= 本文 =
****************************************

「インターネットの安心安全な利用に役立つ手記コンクール」
受賞作品

①使いこなし部門

gold最優秀 「母とSNSとタブレット」  神奈川県 family.k


7月、父が脳梗塞で倒れました。 4月に喜寿の祝いをしたばかりでした。5月には一泊二日のドライブをしてきたばかりでした。何十年かぶりに、孫を連れずに兄と母との4人だけで、故郷の和歌山に祖父の墓参りを兼ねて。 今から思えば、予兆はありました。

父の仕事の都合で和歌山から東京に転勤となるその夜。叔父が予約してくれた魚が美味しかった和歌浦の宿。44年前にも宿泊したその宿をあえて選び、懐かしく昔を振り返りながら、同じ宿に家族そろって宿泊できる幸せを感じ、両親に喜んでもらおうという趣向でした。

でも、その宿はほんとうに44年前の面影を色濃く残してくれており、エレベータがなかったのです。父は、地下の風呂から3階の部屋への階段を上がるために、一度数分の休憩を挟まなければ登り切れませんでした。 6年前に心筋梗塞で倒れた父は、至近距離に循環器系の専門病院があった地理上の幸運で、奇跡的に短期で普通の生活に戻ることができました。3本ある心臓動脈のうちの2本がダメになったところからの1か月にも満たない退院は、家族全員に根拠のない安心感を生んでしまっていたのかもしれません。医師からは「血管が詰まりやすい、心配だ」と言われていたのにです。

脳梗塞は心筋梗塞よりも厄介でした。睡眠中に発症した父は、起きた時には右脳のほとんどの部分に血流がない状態が続いてしまっており、救急搬送されてからも心臓への負担から思い切った治療を施すこともできず。血流を滑らかにする投薬も心臓への負担との両にらみという状態でした。 兄も、私も、兄嫁も妻も仕事をもっています。それぞれ3名ずつの孫には学校があり、平日のお見舞いは専ら母の役目となりました。

リハビリは遅れ、目に見えた回復はいまだにありません。意識はあるのですが、麻痺した舌やのどで時々話す言葉は聞き取りにくく、問いかけなおすと口をつぐでしまう典型的な昭和男性の父に、母の落胆は日を追うごとに深まっている様子でした。心筋梗塞の時の回復度合いや、同一症状で入院してくる他の患者さんと単純比較してしまうのです。50年以上連れ添った二人です。無理のないことなのでしょう。

ふと、数年前に母にプレゼントしたタブレットを思い出しました。機械が苦手な母は、私が設置したPCに殆ど触れることがありませんでした。PCは父のプロ野球観戦や囲碁ゲーム用と化していましたが、小さくて小型でタッチ式のタブレットであれば、少しは使ってくれるかもしれない、という淡い期待を込めて贈ったものです。

プレゼントしたwifi仕様のタブレットは、モバイルルータがなければ外出先でインターネットにつなぐことができません。すぐに中古のルータを購入し、格安SIMを契約して即席の安価な通信環境を作りました。昭和の女性である母は、使いこなすことができるかどうかもわからないのに、月に数千円もする高価な通信契約が必要であることを知ってしまうと、受け取ってくれない、使ってくれないことは明白でしたので。

****************************************

= 課題 =
この手記に出てくる地名を、最初に現れる順にすべて挙げてください。 ここからの行は、上の手記とは別の出典によるものです。

****************************************

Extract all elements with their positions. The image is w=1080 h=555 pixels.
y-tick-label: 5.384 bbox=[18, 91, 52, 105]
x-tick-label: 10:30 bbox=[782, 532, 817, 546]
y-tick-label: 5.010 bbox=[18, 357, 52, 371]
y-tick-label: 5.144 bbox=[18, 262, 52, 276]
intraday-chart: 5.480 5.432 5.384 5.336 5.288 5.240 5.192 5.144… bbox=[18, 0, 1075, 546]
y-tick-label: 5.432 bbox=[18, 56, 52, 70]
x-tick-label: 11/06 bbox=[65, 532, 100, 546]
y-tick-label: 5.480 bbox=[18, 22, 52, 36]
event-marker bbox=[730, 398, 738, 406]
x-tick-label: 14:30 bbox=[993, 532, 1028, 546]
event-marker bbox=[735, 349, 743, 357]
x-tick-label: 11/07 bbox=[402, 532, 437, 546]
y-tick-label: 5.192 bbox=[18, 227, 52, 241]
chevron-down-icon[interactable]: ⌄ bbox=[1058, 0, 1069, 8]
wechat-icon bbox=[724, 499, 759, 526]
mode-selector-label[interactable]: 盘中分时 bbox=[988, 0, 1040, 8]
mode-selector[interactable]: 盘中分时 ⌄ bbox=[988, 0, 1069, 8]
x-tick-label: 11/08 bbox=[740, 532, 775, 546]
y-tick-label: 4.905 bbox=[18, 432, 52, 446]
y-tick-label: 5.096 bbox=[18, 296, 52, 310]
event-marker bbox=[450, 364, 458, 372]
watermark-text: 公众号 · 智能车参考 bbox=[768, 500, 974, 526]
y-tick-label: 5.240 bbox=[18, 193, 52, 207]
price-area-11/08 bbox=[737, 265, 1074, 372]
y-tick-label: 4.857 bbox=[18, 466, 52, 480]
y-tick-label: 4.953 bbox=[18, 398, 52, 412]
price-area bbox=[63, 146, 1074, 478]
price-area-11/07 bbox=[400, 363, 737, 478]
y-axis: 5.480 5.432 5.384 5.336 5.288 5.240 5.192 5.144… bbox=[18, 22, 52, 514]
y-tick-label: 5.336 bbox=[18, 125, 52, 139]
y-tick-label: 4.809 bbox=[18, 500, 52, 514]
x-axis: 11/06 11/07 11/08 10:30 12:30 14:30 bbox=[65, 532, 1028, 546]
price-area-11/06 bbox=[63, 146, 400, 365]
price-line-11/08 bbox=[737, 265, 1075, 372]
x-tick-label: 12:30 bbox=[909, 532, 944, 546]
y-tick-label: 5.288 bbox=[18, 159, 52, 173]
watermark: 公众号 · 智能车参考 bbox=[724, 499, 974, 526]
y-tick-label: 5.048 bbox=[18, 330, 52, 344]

****************************************

= 解答 =
神奈川県、和歌山、東京、和歌浦